# start of Records for the exercise
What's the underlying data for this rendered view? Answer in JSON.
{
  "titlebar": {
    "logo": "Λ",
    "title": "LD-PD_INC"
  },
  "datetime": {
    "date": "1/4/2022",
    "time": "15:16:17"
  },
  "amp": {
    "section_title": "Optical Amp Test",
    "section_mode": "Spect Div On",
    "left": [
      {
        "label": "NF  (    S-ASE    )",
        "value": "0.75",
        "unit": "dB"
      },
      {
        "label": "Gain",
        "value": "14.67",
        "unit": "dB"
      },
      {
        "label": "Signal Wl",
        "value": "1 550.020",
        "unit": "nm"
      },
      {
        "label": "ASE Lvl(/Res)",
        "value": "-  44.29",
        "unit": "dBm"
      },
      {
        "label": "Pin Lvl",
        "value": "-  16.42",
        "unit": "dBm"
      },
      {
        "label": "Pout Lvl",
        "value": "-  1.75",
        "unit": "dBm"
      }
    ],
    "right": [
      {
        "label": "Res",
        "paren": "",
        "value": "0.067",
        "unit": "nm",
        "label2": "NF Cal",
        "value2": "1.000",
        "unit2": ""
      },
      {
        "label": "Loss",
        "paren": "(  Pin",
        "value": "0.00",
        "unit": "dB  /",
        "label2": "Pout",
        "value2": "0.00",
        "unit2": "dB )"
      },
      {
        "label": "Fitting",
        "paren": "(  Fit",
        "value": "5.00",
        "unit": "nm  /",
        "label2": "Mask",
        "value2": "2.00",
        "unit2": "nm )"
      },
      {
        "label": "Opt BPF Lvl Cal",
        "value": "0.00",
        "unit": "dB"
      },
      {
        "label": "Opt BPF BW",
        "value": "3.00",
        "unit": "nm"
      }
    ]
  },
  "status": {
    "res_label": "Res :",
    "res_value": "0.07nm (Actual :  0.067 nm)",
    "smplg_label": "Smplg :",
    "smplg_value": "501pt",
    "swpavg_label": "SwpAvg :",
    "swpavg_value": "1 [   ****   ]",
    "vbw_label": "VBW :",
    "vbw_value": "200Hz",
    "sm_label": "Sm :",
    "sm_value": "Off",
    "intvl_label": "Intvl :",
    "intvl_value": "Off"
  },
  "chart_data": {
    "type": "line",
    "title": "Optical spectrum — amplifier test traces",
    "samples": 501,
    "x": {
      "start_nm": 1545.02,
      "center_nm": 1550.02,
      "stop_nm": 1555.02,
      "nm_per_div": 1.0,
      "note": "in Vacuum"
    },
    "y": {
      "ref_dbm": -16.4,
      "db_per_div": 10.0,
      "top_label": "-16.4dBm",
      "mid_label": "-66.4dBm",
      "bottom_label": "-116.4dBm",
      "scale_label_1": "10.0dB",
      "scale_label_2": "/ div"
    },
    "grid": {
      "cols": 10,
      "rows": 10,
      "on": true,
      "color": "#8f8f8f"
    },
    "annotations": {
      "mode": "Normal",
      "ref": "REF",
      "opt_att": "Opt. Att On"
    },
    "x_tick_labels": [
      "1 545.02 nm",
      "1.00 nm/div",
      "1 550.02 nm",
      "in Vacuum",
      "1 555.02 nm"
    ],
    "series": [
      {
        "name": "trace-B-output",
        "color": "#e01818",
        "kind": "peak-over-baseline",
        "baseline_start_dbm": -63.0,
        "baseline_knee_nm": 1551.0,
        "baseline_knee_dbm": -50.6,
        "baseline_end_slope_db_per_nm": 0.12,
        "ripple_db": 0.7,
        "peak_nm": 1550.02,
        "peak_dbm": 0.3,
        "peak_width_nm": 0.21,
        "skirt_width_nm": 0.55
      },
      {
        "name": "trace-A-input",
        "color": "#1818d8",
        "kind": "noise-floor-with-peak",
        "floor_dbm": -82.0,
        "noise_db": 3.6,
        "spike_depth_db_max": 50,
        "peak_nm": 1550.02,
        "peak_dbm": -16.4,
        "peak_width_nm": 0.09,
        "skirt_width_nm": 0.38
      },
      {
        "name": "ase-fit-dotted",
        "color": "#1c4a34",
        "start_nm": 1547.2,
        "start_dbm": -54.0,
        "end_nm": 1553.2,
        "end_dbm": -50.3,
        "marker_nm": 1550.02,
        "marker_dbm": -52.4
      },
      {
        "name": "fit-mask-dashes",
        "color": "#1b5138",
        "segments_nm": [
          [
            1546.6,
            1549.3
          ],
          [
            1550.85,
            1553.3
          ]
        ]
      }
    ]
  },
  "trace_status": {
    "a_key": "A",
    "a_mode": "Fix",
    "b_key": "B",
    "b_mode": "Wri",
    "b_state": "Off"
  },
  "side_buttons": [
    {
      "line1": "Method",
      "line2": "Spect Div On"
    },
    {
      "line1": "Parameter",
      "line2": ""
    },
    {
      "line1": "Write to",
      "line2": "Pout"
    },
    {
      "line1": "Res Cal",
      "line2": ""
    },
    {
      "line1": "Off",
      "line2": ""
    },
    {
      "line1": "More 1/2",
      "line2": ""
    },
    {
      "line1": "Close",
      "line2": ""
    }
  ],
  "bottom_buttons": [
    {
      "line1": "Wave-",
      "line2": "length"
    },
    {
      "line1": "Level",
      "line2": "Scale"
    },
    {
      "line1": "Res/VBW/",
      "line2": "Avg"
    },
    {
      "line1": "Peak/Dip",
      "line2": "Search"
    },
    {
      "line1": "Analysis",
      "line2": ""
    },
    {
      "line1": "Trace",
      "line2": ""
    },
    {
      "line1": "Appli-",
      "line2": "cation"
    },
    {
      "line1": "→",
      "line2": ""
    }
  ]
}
# end of Records for the exercise
▸ **Task details**: Each record above should be repeated exactly as it appears.

▸ **Written answer**:
What's the underlying data for this rendered view? Answer in JSON.
{
  "titlebar": {
    "logo": "Λ",
    "title": "LD-PD_INC"
  },
  "datetime": {
    "date": "1/4/2022",
    "time": "15:16:17"
  },
  "amp": {
    "section_title": "Optical Amp Test",
    "section_mode": "Spect Div On",
    "left": [
      {
        "label": "NF  (    S-ASE    )",
        "value": "0.75",
        "unit": "dB"
      },
      {
        "label": "Gain",
        "value": "14.67",
        "unit": "dB"
      },
      {
        "label": "Signal Wl",
        "value": "1 550.020",
        "unit": "nm"
      },
      {
        "label": "ASE Lvl(/Res)",
        "value": "-  44.29",
        "unit": "dBm"
      },
      {
        "label": "Pin Lvl",
        "value": "-  16.42",
        "unit": "dBm"
      },
      {
        "label": "Pout Lvl",
        "value": "-  1.75",
        "unit": "dBm"
      }
    ],
    "right": [
      {
        "label": "Res",
        "paren": "",
        "value": "0.067",
        "unit": "nm",
        "label2": "NF Cal",
        "value2": "1.000",
        "unit2": ""
      },
      {
        "label": "Loss",
        "paren": "(  Pin",
        "value": "0.00",
        "unit": "dB  /",
        "label2": "Pout",
        "value2": "0.00",
        "unit2": "dB )"
      },
      {
        "label": "Fitting",
        "paren": "(  Fit",
        "value": "5.00",
        "unit": "nm  /",
        "label2": "Mask",
        "value2": "2.00",
        "unit2": "nm )"
      },
      {
        "label": "Opt BPF Lvl Cal",
        "value": "0.00",
        "unit": "dB"
      },
      {
        "label": "Opt BPF BW",
        "value": "3.00",
        "unit": "nm"
      }
    ]
  },
  "status": {
    "res_label": "Res :",
    "res_value": "0.07nm (Actual :  0.067 nm)",
    "smplg_label": "Smplg :",
    "smplg_value": "501pt",
    "swpavg_label": "SwpAvg :",
    "swpavg_value": "1 [   ****   ]",
    "vbw_label": "VBW :",
    "vbw_value": "200Hz",
    "sm_label": "Sm :",
    "sm_value": "Off",
    "intvl_label": "Intvl :",
    "intvl_value": "Off"
  },
  "chart_data": {
    "type": "line",
    "title": "Optical spectrum — amplifier test traces",
    "samples": 501,
    "x": {
      "start_nm": 1545.02,
      "center_nm": 1550.02,
      "stop_nm": 1555.02,
      "nm_per_div": 1.0,
      "note": "in Vacuum"
    },
    "y": {
      "ref_dbm": -16.4,
      "db_per_div": 10.0,
      "top_label": "-16.4dBm",
      "mid_label": "-66.4dBm",
      "bottom_label": "-116.4dBm",
      "scale_label_1": "10.0dB",
      "scale_label_2": "/ div"
    },
    "grid": {
      "cols": 10,
      "rows": 10,
      "on": true,
      "color": "#8f8f8f"
    },
    "annotations": {
      "mode": "Normal",
      "ref": "REF",
      "opt_att": "Opt. Att On"
    },
    "x_tick_labels": [
      "1 545.02 nm",
      "1.00 nm/div",
      "1 550.02 nm",
      "in Vacuum",
      "1 555.02 nm"
    ],
    "series": [
      {
        "name": "trace-B-output",
        "color": "#e01818",
        "kind": "peak-over-baseline",
        "baseline_start_dbm": -63.0,
        "baseline_knee_nm": 1551.0,
        "baseline_knee_dbm": -50.6,
        "baseline_end_slope_db_per_nm": 0.12,
        "ripple_db": 0.7,
        "peak_nm": 1550.02,
        "peak_dbm": 0.3,
        "peak_width_nm": 0.21,
        "skirt_width_nm": 0.55
      },
      {
        "name": "trace-A-input",
        "color": "#1818d8",
        "kind": "noise-floor-with-peak",
        "floor_dbm": -82.0,
        "noise_db": 3.6,
        "spike_depth_db_max": 50,
        "peak_nm": 1550.02,
        "peak_dbm": -16.4,
        "peak_width_nm": 0.09,
        "skirt_width_nm": 0.38
      },
      {
        "name": "ase-fit-dotted",
        "color": "#1c4a34",
        "start_nm": 1547.2,
        "start_dbm": -54.0,
        "end_nm": 1553.2,
        "end_dbm": -50.3,
        "marker_nm": 1550.02,
        "marker_dbm": -52.4
      },
      {
        "name": "fit-mask-dashes",
        "color": "#1b5138",
        "segments_nm": [
          [
            1546.6,
            1549.3
          ],
          [
            1550.85,
            1553.3
          ]
        ]
      }
    ]
  },
  "trace_status": {
    "a_key": "A",
    "a_mode": "Fix",
    "b_key": "B",
    "b_mode": "Wri",
    "b_state": "Off"
  },
  "side_buttons": [
    {
      "line1": "Method",
      "line2": "Spect Div On"
    },
    {
      "line1": "Parameter",
      "line2": ""
    },
    {
      "line1": "Write to",
      "line2": "Pout"
    },
    {
      "line1": "Res Cal",
      "line2": ""
    },
    {
      "line1": "Off",
      "line2": ""
    },
    {
      "line1": "More 1/2",
      "line2": ""
    },
    {
      "line1": "Close",
      "line2": ""
    }
  ],
  "bottom_buttons": [
    {
      "line1": "Wave-",
      "line2": "length"
    },
    {
      "line1": "Level",
      "line2": "Scale"
    },
    {
      "line1": "Res/VBW/",
      "line2": "Avg"
    },
    {
      "line1": "Peak/Dip",
      "line2": "Search"
    },
    {
      "line1": "Analysis",
      "line2": ""
    },
    {
      "line1": "Trace",
      "line2": ""
    },
    {
      "line1": "Appli-",
      "line2": "cation"
    },
    {
      "line1": "→",
      "line2": ""
    }
  ]
}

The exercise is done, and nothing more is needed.